DATA FOR PROCESSING START

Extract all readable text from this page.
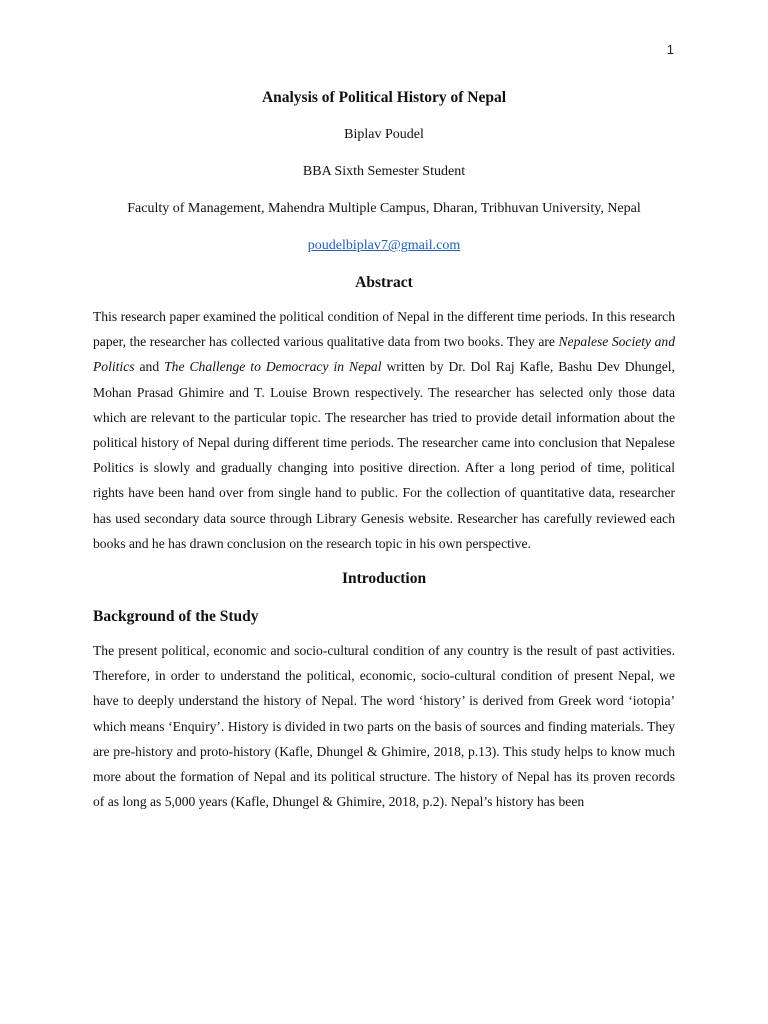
1
Analysis of Political History of Nepal

Biplav Poudel

BBA Sixth Semester Student

Faculty of Management, Mahendra Multiple Campus, Dharan, Tribhuvan University, Nepal

poudelbiplav7@gmail.com

Abstract

This research paper examined the political condition of Nepal in the different time periods. In this research paper, the researcher has collected various qualitative data from two books. They are Nepalese Society and Politics and The Challenge to Democracy in Nepal written by Dr. Dol Raj Kafle, Bashu Dev Dhungel, Mohan Prasad Ghimire and T. Louise Brown respectively. The researcher has selected only those data which are relevant to the particular topic. The researcher has tried to provide detail information about the political history of Nepal during different time periods. The researcher came into conclusion that Nepalese Politics is slowly and gradually changing into positive direction. After a long period of time, political rights have been hand over from single hand to public. For the collection of quantitative data, researcher has used secondary data source through Library Genesis website. Researcher has carefully reviewed each books and he has drawn conclusion on the research topic in his own perspective.

Introduction
Background of the Study

The present political, economic and socio-cultural condition of any country is the result of past activities. Therefore, in order to understand the political, economic, socio-cultural condition of present Nepal, we have to deeply understand the history of Nepal. The word ‘history’ is derived from Greek word ‘iotopia’ which means ‘Enquiry’. History is divided in two parts on the basis of sources and finding materials. They are pre-history and proto-history (Kafle, Dhungel & Ghimire, 2018, p.13). This study helps to know much more about the formation of Nepal and its political structure. The history of Nepal has its proven records of as long as 5,000 years (Kafle, Dhungel & Ghimire, 2018, p.2). Nepal’s history has been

DATA FOR PROCESSING END

WHAT YOU HAVE TO DO: Write the material out again exactly. Skip each picture.

SOLUTION TO THIS EXERCISE:
Extract all readable text from this page.
1
Analysis of Political History of Nepal

Biplav Poudel

BBA Sixth Semester Student

Faculty of Management, Mahendra Multiple Campus, Dharan, Tribhuvan University, Nepal

poudelbiplav7@gmail.com

Abstract

This research paper examined the political condition of Nepal in the different time periods. In this research paper, the researcher has collected various qualitative data from two books. They are Nepalese Society and Politics and The Challenge to Democracy in Nepal written by Dr. Dol Raj Kafle, Bashu Dev Dhungel, Mohan Prasad Ghimire and T. Louise Brown respectively. The researcher has selected only those data which are relevant to the particular topic. The researcher has tried to provide detail information about the political history of Nepal during different time periods. The researcher came into conclusion that Nepalese Politics is slowly and gradually changing into positive direction. After a long period of time, political rights have been hand over from single hand to public. For the collection of quantitative data, researcher has used secondary data source through Library Genesis website. Researcher has carefully reviewed each books and he has drawn conclusion on the research topic in his own perspective.

Introduction
Background of the Study

The present political, economic and socio-cultural condition of any country is the result of past activities. Therefore, in order to understand the political, economic, socio-cultural condition of present Nepal, we have to deeply understand the history of Nepal. The word ‘history’ is derived from Greek word ‘iotopia’ which means ‘Enquiry’. History is divided in two parts on the basis of sources and finding materials. They are pre-history and proto-history (Kafle, Dhungel & Ghimire, 2018, p.13). This study helps to know much more about the formation of Nepal and its political structure. The history of Nepal has its proven records of as long as 5,000 years (Kafle, Dhungel & Ghimire, 2018, p.2). Nepal’s history has been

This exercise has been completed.